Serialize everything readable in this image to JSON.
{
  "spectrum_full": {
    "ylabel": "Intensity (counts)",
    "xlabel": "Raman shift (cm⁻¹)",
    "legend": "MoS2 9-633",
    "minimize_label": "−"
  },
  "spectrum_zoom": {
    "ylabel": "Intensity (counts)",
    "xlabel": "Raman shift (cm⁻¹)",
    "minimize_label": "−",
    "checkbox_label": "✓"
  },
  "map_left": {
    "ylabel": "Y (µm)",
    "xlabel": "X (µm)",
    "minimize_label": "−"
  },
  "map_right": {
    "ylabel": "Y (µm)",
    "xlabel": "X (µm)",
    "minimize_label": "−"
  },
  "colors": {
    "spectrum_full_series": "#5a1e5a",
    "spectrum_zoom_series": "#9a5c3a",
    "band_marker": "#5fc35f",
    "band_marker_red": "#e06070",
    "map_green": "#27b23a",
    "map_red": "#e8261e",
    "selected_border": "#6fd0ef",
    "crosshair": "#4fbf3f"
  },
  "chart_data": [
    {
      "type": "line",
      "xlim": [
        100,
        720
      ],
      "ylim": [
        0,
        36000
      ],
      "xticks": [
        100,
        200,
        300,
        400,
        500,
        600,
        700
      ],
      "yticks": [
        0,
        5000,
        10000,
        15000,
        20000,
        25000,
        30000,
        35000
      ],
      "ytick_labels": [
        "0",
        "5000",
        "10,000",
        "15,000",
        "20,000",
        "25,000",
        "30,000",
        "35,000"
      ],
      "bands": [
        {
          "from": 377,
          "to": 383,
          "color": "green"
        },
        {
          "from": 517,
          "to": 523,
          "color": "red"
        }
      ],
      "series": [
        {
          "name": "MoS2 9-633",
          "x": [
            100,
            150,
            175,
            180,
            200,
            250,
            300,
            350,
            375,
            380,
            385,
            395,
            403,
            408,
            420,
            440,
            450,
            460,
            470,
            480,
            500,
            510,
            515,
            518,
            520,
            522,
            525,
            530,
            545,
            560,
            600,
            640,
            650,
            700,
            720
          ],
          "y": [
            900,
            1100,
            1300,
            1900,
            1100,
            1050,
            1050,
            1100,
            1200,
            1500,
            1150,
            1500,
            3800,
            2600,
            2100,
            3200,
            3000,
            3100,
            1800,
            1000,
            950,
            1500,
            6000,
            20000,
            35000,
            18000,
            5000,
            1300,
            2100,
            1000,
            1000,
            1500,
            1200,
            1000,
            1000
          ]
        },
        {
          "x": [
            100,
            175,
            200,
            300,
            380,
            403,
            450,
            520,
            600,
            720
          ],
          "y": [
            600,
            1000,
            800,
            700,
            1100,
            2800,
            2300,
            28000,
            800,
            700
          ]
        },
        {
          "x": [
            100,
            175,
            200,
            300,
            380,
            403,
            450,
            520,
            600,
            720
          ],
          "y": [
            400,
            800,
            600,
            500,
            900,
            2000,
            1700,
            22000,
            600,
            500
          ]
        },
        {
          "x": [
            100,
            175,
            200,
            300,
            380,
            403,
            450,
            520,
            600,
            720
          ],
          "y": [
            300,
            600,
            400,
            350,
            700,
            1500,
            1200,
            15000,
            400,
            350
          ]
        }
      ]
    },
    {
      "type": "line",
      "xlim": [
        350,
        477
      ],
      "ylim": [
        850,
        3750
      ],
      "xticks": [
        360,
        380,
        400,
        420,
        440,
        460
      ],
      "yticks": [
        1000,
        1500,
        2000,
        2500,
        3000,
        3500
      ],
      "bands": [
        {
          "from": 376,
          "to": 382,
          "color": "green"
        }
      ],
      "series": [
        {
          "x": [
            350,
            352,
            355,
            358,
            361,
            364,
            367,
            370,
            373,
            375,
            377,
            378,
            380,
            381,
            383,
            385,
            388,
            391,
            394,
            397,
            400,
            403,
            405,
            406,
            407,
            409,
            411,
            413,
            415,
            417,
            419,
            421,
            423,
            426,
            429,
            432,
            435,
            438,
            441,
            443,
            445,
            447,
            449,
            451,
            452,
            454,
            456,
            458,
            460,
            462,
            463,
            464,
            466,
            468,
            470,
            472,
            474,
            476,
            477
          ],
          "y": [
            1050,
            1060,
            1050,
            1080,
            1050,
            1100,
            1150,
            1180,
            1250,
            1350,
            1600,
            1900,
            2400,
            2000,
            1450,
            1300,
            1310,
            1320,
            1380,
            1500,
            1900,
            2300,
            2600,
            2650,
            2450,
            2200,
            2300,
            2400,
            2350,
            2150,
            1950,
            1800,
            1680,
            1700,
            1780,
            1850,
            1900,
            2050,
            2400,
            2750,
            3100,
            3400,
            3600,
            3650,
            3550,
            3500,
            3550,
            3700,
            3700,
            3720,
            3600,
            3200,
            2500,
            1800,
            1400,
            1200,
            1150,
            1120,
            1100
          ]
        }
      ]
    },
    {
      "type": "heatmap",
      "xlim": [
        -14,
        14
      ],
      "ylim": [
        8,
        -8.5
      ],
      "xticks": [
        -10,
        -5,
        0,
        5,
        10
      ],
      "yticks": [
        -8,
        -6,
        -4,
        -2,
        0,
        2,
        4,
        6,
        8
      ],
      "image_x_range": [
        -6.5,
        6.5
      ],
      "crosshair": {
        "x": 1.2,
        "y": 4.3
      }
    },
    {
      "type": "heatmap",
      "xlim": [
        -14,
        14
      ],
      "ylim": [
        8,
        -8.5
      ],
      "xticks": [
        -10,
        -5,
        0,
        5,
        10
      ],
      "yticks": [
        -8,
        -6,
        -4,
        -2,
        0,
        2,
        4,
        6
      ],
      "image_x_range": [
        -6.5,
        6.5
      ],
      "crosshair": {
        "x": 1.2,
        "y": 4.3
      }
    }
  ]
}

-*-*-

### What the task requires
Reproduce the material exactly, with every line intact.

### Full output
Serialize everything readable in this image to JSON.
{
  "spectrum_full": {
    "ylabel": "Intensity (counts)",
    "xlabel": "Raman shift (cm⁻¹)",
    "legend": "MoS2 9-633",
    "minimize_label": "−"
  },
  "spectrum_zoom": {
    "ylabel": "Intensity (counts)",
    "xlabel": "Raman shift (cm⁻¹)",
    "minimize_label": "−",
    "checkbox_label": "✓"
  },
  "map_left": {
    "ylabel": "Y (µm)",
    "xlabel": "X (µm)",
    "minimize_label": "−"
  },
  "map_right": {
    "ylabel": "Y (µm)",
    "xlabel": "X (µm)",
    "minimize_label": "−"
  },
  "colors": {
    "spectrum_full_series": "#5a1e5a",
    "spectrum_zoom_series": "#9a5c3a",
    "band_marker": "#5fc35f",
    "band_marker_red": "#e06070",
    "map_green": "#27b23a",
    "map_red": "#e8261e",
    "selected_border": "#6fd0ef",
    "crosshair": "#4fbf3f"
  },
  "chart_data": [
    {
      "type": "line",
      "xlim": [
        100,
        720
      ],
      "ylim": [
        0,
        36000
      ],
      "xticks": [
        100,
        200,
        300,
        400,
        500,
        600,
        700
      ],
      "yticks": [
        0,
        5000,
        10000,
        15000,
        20000,
        25000,
        30000,
        35000
      ],
      "ytick_labels": [
        "0",
        "5000",
        "10,000",
        "15,000",
        "20,000",
        "25,000",
        "30,000",
        "35,000"
      ],
      "bands": [
        {
          "from": 377,
          "to": 383,
          "color": "green"
        },
        {
          "from": 517,
          "to": 523,
          "color": "red"
        }
      ],
      "series": [
        {
          "name": "MoS2 9-633",
          "x": [
            100,
            150,
            175,
            180,
            200,
            250,
            300,
            350,
            375,
            380,
            385,
            395,
            403,
            408,
            420,
            440,
            450,
            460,
            470,
            480,
            500,
            510,
            515,
            518,
            520,
            522,
            525,
            530,
            545,
            560,
            600,
            640,
            650,
            700,
            720
          ],
          "y": [
            900,
            1100,
            1300,
            1900,
            1100,
            1050,
            1050,
            1100,
            1200,
            1500,
            1150,
            1500,
            3800,
            2600,
            2100,
            3200,
            3000,
            3100,
            1800,
            1000,
            950,
            1500,
            6000,
            20000,
            35000,
            18000,
            5000,
            1300,
            2100,
            1000,
            1000,
            1500,
            1200,
            1000,
            1000
          ]
        },
        {
          "x": [
            100,
            175,
            200,
            300,
            380,
            403,
            450,
            520,
            600,
            720
          ],
          "y": [
            600,
            1000,
            800,
            700,
            1100,
            2800,
            2300,
            28000,
            800,
            700
          ]
        },
        {
          "x": [
            100,
            175,
            200,
            300,
            380,
            403,
            450,
            520,
            600,
            720
          ],
          "y": [
            400,
            800,
            600,
            500,
            900,
            2000,
            1700,
            22000,
            600,
            500
          ]
        },
        {
          "x": [
            100,
            175,
            200,
            300,
            380,
            403,
            450,
            520,
            600,
            720
          ],
          "y": [
            300,
            600,
            400,
            350,
            700,
            1500,
            1200,
            15000,
            400,
            350
          ]
        }
      ]
    },
    {
      "type": "line",
      "xlim": [
        350,
        477
      ],
      "ylim": [
        850,
        3750
      ],
      "xticks": [
        360,
        380,
        400,
        420,
        440,
        460
      ],
      "yticks": [
        1000,
        1500,
        2000,
        2500,
        3000,
        3500
      ],
      "bands": [
        {
          "from": 376,
          "to": 382,
          "color": "green"
        }
      ],
      "series": [
        {
          "x": [
            350,
            352,
            355,
            358,
            361,
            364,
            367,
            370,
            373,
            375,
            377,
            378,
            380,
            381,
            383,
            385,
            388,
            391,
            394,
            397,
            400,
            403,
            405,
            406,
            407,
            409,
            411,
            413,
            415,
            417,
            419,
            421,
            423,
            426,
            429,
            432,
            435,
            438,
            441,
            443,
            445,
            447,
            449,
            451,
            452,
            454,
            456,
            458,
            460,
            462,
            463,
            464,
            466,
            468,
            470,
            472,
            474,
            476,
            477
          ],
          "y": [
            1050,
            1060,
            1050,
            1080,
            1050,
            1100,
            1150,
            1180,
            1250,
            1350,
            1600,
            1900,
            2400,
            2000,
            1450,
            1300,
            1310,
            1320,
            1380,
            1500,
            1900,
            2300,
            2600,
            2650,
            2450,
            2200,
            2300,
            2400,
            2350,
            2150,
            1950,
            1800,
            1680,
            1700,
            1780,
            1850,
            1900,
            2050,
            2400,
            2750,
            3100,
            3400,
            3600,
            3650,
            3550,
            3500,
            3550,
            3700,
            3700,
            3720,
            3600,
            3200,
            2500,
            1800,
            1400,
            1200,
            1150,
            1120,
            1100
          ]
        }
      ]
    },
    {
      "type": "heatmap",
      "xlim": [
        -14,
        14
      ],
      "ylim": [
        8,
        -8.5
      ],
      "xticks": [
        -10,
        -5,
        0,
        5,
        10
      ],
      "yticks": [
        -8,
        -6,
        -4,
        -2,
        0,
        2,
        4,
        6,
        8
      ],
      "image_x_range": [
        -6.5,
        6.5
      ],
      "crosshair": {
        "x": 1.2,
        "y": 4.3
      }
    },
    {
      "type": "heatmap",
      "xlim": [
        -14,
        14
      ],
      "ylim": [
        8,
        -8.5
      ],
      "xticks": [
        -10,
        -5,
        0,
        5,
        10
      ],
      "yticks": [
        -8,
        -6,
        -4,
        -2,
        0,
        2,
        4,
        6
      ],
      "image_x_range": [
        -6.5,
        6.5
      ],
      "crosshair": {
        "x": 1.2,
        "y": 4.3
      }
    }
  ]
}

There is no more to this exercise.